▸ Aim of the exercise: Look through the material below for "безопасности". Copy every line that contains it.

>> Begin Entries shown

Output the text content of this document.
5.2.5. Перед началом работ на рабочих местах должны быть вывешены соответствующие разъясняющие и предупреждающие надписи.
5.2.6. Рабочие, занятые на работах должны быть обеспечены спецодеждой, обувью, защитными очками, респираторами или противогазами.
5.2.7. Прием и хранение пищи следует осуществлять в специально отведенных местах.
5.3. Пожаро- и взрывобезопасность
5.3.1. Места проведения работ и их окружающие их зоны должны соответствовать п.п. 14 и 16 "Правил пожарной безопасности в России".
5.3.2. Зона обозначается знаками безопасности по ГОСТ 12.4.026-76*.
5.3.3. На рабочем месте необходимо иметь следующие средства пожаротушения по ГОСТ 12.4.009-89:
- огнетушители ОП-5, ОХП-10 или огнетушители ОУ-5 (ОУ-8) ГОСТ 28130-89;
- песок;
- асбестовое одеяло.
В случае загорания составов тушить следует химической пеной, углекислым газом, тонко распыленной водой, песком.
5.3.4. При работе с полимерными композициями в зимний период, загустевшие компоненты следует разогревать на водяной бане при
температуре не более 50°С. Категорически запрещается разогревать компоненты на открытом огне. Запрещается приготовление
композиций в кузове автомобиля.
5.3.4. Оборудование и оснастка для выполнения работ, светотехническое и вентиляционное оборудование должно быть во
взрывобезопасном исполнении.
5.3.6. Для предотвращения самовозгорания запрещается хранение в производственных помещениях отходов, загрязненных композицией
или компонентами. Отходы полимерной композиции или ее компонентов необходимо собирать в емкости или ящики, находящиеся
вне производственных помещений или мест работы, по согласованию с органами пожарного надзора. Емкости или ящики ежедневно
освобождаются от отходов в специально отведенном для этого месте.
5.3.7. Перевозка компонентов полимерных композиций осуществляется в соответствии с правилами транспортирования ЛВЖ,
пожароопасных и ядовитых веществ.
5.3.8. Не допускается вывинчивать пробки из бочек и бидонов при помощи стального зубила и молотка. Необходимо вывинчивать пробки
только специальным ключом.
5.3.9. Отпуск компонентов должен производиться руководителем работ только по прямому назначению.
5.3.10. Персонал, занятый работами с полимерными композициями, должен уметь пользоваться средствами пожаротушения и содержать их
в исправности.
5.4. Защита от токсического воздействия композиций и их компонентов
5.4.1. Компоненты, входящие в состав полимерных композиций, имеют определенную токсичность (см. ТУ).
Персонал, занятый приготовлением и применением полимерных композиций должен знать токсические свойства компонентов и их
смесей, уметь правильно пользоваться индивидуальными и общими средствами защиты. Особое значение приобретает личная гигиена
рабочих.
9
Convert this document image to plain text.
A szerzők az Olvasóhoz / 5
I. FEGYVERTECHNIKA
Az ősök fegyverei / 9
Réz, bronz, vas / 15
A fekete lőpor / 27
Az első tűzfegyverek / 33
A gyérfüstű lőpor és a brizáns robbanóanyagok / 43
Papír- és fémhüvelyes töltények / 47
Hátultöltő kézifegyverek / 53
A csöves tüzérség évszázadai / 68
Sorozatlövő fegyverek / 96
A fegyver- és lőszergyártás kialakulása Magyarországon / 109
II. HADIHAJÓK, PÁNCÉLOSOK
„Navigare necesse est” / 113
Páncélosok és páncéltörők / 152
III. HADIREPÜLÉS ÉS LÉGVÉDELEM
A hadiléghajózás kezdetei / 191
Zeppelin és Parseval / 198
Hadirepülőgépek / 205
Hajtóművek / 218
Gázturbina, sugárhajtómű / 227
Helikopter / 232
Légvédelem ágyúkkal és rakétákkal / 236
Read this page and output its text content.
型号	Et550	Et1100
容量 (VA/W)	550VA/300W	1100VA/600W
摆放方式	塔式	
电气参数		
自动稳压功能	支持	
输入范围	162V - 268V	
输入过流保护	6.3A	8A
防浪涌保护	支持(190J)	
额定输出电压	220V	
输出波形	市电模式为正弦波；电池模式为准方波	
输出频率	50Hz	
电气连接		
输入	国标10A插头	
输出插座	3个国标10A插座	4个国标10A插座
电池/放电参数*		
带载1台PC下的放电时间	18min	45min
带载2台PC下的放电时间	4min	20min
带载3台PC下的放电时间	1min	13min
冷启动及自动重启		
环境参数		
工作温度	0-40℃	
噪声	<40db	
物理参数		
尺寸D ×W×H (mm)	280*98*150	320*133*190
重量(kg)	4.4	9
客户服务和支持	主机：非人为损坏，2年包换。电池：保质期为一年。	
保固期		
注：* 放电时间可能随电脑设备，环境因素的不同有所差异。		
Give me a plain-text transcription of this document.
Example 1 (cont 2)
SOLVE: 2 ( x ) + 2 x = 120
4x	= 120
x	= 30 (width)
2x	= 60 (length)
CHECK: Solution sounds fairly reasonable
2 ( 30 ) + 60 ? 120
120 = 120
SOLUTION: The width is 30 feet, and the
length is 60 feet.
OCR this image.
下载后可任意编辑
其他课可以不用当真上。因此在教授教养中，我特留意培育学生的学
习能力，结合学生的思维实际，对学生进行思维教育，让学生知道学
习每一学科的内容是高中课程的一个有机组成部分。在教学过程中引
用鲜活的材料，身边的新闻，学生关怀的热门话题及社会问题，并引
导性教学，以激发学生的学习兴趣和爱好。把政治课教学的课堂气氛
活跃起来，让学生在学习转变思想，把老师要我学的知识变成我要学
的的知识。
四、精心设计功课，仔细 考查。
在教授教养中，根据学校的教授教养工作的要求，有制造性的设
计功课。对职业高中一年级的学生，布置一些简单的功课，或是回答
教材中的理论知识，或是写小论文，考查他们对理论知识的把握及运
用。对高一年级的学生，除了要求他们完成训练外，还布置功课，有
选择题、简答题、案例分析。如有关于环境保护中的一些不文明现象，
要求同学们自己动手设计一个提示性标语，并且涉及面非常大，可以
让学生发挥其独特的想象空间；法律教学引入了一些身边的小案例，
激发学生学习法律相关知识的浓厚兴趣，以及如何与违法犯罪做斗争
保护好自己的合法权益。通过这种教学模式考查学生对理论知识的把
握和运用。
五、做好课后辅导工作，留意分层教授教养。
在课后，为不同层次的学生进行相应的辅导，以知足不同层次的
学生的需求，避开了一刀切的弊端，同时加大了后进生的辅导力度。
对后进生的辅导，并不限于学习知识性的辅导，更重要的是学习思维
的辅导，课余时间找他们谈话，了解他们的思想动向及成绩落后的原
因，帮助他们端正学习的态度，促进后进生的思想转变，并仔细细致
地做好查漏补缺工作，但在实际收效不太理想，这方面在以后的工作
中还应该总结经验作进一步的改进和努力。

>> End Entries shown

▸ Reply to the exercise:
5.3.1. Места проведения работ и их окружающие их зоны должны соответствовать п.п. 14 и 16 "Правил пожарной безопасности в России".
5.3.2. Зона обозначается знаками безопасности по ГОСТ 12.4.026-76*.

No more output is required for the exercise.